-- begin --

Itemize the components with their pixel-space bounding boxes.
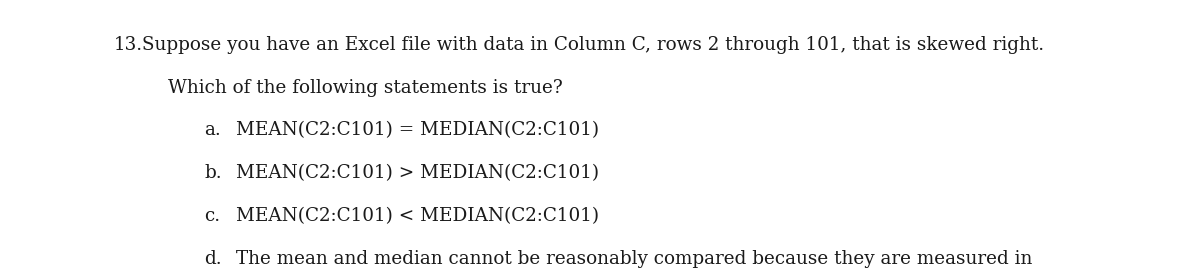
Text: Suppose you have an Excel file with data in Column C, rows 2 through 101, that i: Suppose you have an Excel file with data… <box>142 36 1044 54</box>
Text: The mean and median cannot be reasonably compared because they are measured in: The mean and median cannot be reasonably… <box>236 250 1033 268</box>
Text: b.: b. <box>204 164 222 182</box>
Text: d.: d. <box>204 250 222 268</box>
Text: 13.: 13. <box>114 36 143 54</box>
Text: Which of the following statements is true?: Which of the following statements is tru… <box>168 79 563 97</box>
Text: c.: c. <box>204 207 220 225</box>
Text: MEAN(C2:C101) > MEDIAN(C2:C101): MEAN(C2:C101) > MEDIAN(C2:C101) <box>236 164 600 182</box>
Text: MEAN(C2:C101) < MEDIAN(C2:C101): MEAN(C2:C101) < MEDIAN(C2:C101) <box>236 207 600 225</box>
Text: MEAN(C2:C101) = MEDIAN(C2:C101): MEAN(C2:C101) = MEDIAN(C2:C101) <box>236 121 600 139</box>
Text: a.: a. <box>204 121 221 139</box>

-- end --

• [Aim]: Print every line of the material above verbatim, leaving out the pictures.

• [Task output]:
Itemize the components with their pixel-space bounding boxes.
Text: Suppose you have an Excel file with data in Column C, rows 2 through 101, that i: Suppose you have an Excel file with data… <box>142 36 1044 54</box>
Text: The mean and median cannot be reasonably compared because they are measured in: The mean and median cannot be reasonably… <box>236 250 1033 268</box>
Text: b.: b. <box>204 164 222 182</box>
Text: d.: d. <box>204 250 222 268</box>
Text: 13.: 13. <box>114 36 143 54</box>
Text: Which of the following statements is true?: Which of the following statements is tru… <box>168 79 563 97</box>
Text: c.: c. <box>204 207 220 225</box>
Text: MEAN(C2:C101) > MEDIAN(C2:C101): MEAN(C2:C101) > MEDIAN(C2:C101) <box>236 164 600 182</box>
Text: MEAN(C2:C101) < MEDIAN(C2:C101): MEAN(C2:C101) < MEDIAN(C2:C101) <box>236 207 600 225</box>
Text: MEAN(C2:C101) = MEDIAN(C2:C101): MEAN(C2:C101) = MEDIAN(C2:C101) <box>236 121 600 139</box>
Text: a.: a. <box>204 121 221 139</box>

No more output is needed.